### What the task asks
Type every record exactly as it appears.

### Dataset excerpts

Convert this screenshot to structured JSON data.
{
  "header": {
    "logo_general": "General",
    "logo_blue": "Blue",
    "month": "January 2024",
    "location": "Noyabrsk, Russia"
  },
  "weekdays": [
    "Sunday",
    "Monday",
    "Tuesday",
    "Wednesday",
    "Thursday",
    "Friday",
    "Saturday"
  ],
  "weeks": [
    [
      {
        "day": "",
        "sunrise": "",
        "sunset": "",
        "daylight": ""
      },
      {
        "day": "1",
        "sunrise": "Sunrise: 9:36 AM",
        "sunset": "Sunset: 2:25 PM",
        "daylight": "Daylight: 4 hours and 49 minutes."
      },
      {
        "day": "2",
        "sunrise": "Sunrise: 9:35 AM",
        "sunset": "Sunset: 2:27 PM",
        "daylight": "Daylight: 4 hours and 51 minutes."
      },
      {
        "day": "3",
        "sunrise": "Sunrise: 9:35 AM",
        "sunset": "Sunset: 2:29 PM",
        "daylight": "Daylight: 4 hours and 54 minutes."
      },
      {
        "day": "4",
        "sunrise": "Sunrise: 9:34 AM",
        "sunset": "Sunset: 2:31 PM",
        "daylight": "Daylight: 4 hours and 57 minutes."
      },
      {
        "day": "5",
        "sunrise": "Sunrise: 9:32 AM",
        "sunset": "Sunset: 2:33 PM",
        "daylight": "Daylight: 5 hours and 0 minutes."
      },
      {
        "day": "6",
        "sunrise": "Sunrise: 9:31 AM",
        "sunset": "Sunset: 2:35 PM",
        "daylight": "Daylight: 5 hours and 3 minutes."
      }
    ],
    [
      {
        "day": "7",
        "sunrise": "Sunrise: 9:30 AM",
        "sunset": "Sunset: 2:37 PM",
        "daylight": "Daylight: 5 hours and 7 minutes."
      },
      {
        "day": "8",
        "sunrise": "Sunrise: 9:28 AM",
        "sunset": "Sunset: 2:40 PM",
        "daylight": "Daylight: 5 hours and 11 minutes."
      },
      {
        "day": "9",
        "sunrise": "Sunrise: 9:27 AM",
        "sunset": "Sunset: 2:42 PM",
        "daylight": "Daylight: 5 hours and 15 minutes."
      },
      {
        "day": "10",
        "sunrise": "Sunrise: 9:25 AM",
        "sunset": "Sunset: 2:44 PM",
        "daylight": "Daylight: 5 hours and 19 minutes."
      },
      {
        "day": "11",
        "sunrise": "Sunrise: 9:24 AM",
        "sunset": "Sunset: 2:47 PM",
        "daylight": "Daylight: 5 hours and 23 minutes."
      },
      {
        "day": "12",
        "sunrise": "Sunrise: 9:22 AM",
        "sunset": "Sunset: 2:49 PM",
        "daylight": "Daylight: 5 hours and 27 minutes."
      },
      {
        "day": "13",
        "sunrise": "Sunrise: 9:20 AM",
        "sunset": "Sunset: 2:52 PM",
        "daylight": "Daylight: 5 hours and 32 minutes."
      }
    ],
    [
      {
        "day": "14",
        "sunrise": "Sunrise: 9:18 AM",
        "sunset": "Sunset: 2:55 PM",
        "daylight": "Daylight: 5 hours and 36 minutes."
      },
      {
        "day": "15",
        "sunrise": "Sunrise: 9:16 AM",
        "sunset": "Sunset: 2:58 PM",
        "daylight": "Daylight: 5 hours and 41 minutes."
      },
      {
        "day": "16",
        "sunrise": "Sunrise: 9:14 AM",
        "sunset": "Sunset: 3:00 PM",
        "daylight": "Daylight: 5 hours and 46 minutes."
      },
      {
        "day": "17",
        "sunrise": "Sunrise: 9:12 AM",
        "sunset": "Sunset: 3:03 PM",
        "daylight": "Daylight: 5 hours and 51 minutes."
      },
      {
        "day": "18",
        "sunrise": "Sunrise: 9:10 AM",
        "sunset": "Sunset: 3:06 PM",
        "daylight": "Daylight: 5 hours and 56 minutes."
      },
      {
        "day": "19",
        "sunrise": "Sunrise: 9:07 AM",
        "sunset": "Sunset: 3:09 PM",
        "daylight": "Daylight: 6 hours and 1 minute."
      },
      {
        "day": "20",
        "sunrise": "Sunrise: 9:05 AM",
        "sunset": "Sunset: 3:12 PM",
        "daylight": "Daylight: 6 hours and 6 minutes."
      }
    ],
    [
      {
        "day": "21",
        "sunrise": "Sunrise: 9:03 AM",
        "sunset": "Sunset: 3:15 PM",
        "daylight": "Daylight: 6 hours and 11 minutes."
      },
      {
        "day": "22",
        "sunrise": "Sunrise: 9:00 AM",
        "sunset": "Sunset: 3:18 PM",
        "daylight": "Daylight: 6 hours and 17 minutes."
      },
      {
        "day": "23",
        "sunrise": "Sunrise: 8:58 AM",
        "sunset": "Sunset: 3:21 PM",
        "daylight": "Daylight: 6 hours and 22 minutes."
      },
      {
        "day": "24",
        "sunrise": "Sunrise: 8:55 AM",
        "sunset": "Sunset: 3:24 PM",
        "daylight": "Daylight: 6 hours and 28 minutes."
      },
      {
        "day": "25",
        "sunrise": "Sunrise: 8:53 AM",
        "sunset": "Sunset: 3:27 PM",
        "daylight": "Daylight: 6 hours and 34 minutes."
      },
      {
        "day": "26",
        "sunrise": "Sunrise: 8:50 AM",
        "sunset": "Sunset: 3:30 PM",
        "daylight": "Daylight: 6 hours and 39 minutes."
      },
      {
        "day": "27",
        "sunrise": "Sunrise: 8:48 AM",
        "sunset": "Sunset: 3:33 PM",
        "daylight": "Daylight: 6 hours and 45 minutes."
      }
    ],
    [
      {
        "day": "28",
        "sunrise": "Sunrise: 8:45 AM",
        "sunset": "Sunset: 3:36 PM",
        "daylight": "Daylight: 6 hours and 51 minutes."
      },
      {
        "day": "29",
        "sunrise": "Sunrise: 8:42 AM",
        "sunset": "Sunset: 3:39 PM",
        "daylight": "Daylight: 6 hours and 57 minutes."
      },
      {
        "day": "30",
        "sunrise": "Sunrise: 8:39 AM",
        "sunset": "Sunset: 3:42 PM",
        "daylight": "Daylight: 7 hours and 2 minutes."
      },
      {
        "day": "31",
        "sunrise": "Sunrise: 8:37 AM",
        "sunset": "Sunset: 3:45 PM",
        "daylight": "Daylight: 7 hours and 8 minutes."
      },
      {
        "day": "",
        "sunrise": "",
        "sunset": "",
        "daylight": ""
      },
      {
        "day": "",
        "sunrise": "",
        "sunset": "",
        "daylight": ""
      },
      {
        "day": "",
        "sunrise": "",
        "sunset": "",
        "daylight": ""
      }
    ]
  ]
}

### Solution
Convert this screenshot to structured JSON data.
{
  "header": {
    "logo_general": "General",
    "logo_blue": "Blue",
    "month": "January 2024",
    "location": "Noyabrsk, Russia"
  },
  "weekdays": [
    "Sunday",
    "Monday",
    "Tuesday",
    "Wednesday",
    "Thursday",
    "Friday",
    "Saturday"
  ],
  "weeks": [
    [
      {
        "day": "",
        "sunrise": "",
        "sunset": "",
        "daylight": ""
      },
      {
        "day": "1",
        "sunrise": "Sunrise: 9:36 AM",
        "sunset": "Sunset: 2:25 PM",
        "daylight": "Daylight: 4 hours and 49 minutes."
      },
      {
        "day": "2",
        "sunrise": "Sunrise: 9:35 AM",
        "sunset": "Sunset: 2:27 PM",
        "daylight": "Daylight: 4 hours and 51 minutes."
      },
      {
        "day": "3",
        "sunrise": "Sunrise: 9:35 AM",
        "sunset": "Sunset: 2:29 PM",
        "daylight": "Daylight: 4 hours and 54 minutes."
      },
      {
        "day": "4",
        "sunrise": "Sunrise: 9:34 AM",
        "sunset": "Sunset: 2:31 PM",
        "daylight": "Daylight: 4 hours and 57 minutes."
      },
      {
        "day": "5",
        "sunrise": "Sunrise: 9:32 AM",
        "sunset": "Sunset: 2:33 PM",
        "daylight": "Daylight: 5 hours and 0 minutes."
      },
      {
        "day": "6",
        "sunrise": "Sunrise: 9:31 AM",
        "sunset": "Sunset: 2:35 PM",
        "daylight": "Daylight: 5 hours and 3 minutes."
      }
    ],
    [
      {
        "day": "7",
        "sunrise": "Sunrise: 9:30 AM",
        "sunset": "Sunset: 2:37 PM",
        "daylight": "Daylight: 5 hours and 7 minutes."
      },
      {
        "day": "8",
        "sunrise": "Sunrise: 9:28 AM",
        "sunset": "Sunset: 2:40 PM",
        "daylight": "Daylight: 5 hours and 11 minutes."
      },
      {
        "day": "9",
        "sunrise": "Sunrise: 9:27 AM",
        "sunset": "Sunset: 2:42 PM",
        "daylight": "Daylight: 5 hours and 15 minutes."
      },
      {
        "day": "10",
        "sunrise": "Sunrise: 9:25 AM",
        "sunset": "Sunset: 2:44 PM",
        "daylight": "Daylight: 5 hours and 19 minutes."
      },
      {
        "day": "11",
        "sunrise": "Sunrise: 9:24 AM",
        "sunset": "Sunset: 2:47 PM",
        "daylight": "Daylight: 5 hours and 23 minutes."
      },
      {
        "day": "12",
        "sunrise": "Sunrise: 9:22 AM",
        "sunset": "Sunset: 2:49 PM",
        "daylight": "Daylight: 5 hours and 27 minutes."
      },
      {
        "day": "13",
        "sunrise": "Sunrise: 9:20 AM",
        "sunset": "Sunset: 2:52 PM",
        "daylight": "Daylight: 5 hours and 32 minutes."
      }
    ],
    [
      {
        "day": "14",
        "sunrise": "Sunrise: 9:18 AM",
        "sunset": "Sunset: 2:55 PM",
        "daylight": "Daylight: 5 hours and 36 minutes."
      },
      {
        "day": "15",
        "sunrise": "Sunrise: 9:16 AM",
        "sunset": "Sunset: 2:58 PM",
        "daylight": "Daylight: 5 hours and 41 minutes."
      },
      {
        "day": "16",
        "sunrise": "Sunrise: 9:14 AM",
        "sunset": "Sunset: 3:00 PM",
        "daylight": "Daylight: 5 hours and 46 minutes."
      },
      {
        "day": "17",
        "sunrise": "Sunrise: 9:12 AM",
        "sunset": "Sunset: 3:03 PM",
        "daylight": "Daylight: 5 hours and 51 minutes."
      },
      {
        "day": "18",
        "sunrise": "Sunrise: 9:10 AM",
        "sunset": "Sunset: 3:06 PM",
        "daylight": "Daylight: 5 hours and 56 minutes."
      },
      {
        "day": "19",
        "sunrise": "Sunrise: 9:07 AM",
        "sunset": "Sunset: 3:09 PM",
        "daylight": "Daylight: 6 hours and 1 minute."
      },
      {
        "day": "20",
        "sunrise": "Sunrise: 9:05 AM",
        "sunset": "Sunset: 3:12 PM",
        "daylight": "Daylight: 6 hours and 6 minutes."
      }
    ],
    [
      {
        "day": "21",
        "sunrise": "Sunrise: 9:03 AM",
        "sunset": "Sunset: 3:15 PM",
        "daylight": "Daylight: 6 hours and 11 minutes."
      },
      {
        "day": "22",
        "sunrise": "Sunrise: 9:00 AM",
        "sunset": "Sunset: 3:18 PM",
        "daylight": "Daylight: 6 hours and 17 minutes."
      },
      {
        "day": "23",
        "sunrise": "Sunrise: 8:58 AM",
        "sunset": "Sunset: 3:21 PM",
        "daylight": "Daylight: 6 hours and 22 minutes."
      },
      {
        "day": "24",
        "sunrise": "Sunrise: 8:55 AM",
        "sunset": "Sunset: 3:24 PM",
        "daylight": "Daylight: 6 hours and 28 minutes."
      },
      {
        "day": "25",
        "sunrise": "Sunrise: 8:53 AM",
        "sunset": "Sunset: 3:27 PM",
        "daylight": "Daylight: 6 hours and 34 minutes."
      },
      {
        "day": "26",
        "sunrise": "Sunrise: 8:50 AM",
        "sunset": "Sunset: 3:30 PM",
        "daylight": "Daylight: 6 hours and 39 minutes."
      },
      {
        "day": "27",
        "sunrise": "Sunrise: 8:48 AM",
        "sunset": "Sunset: 3:33 PM",
        "daylight": "Daylight: 6 hours and 45 minutes."
      }
    ],
    [
      {
        "day": "28",
        "sunrise": "Sunrise: 8:45 AM",
        "sunset": "Sunset: 3:36 PM",
        "daylight": "Daylight: 6 hours and 51 minutes."
      },
      {
        "day": "29",
        "sunrise": "Sunrise: 8:42 AM",
        "sunset": "Sunset: 3:39 PM",
        "daylight": "Daylight: 6 hours and 57 minutes."
      },
      {
        "day": "30",
        "sunrise": "Sunrise: 8:39 AM",
        "sunset": "Sunset: 3:42 PM",
        "daylight": "Daylight: 7 hours and 2 minutes."
      },
      {
        "day": "31",
        "sunrise": "Sunrise: 8:37 AM",
        "sunset": "Sunset: 3:45 PM",
        "daylight": "Daylight: 7 hours and 8 minutes."
      },
      {
        "day": "",
        "sunrise": "",
        "sunset": "",
        "daylight": ""
      },
      {
        "day": "",
        "sunrise": "",
        "sunset": "",
        "daylight": ""
      },
      {
        "day": "",
        "sunrise": "",
        "sunset": "",
        "daylight": ""
      }
    ]
  ]
}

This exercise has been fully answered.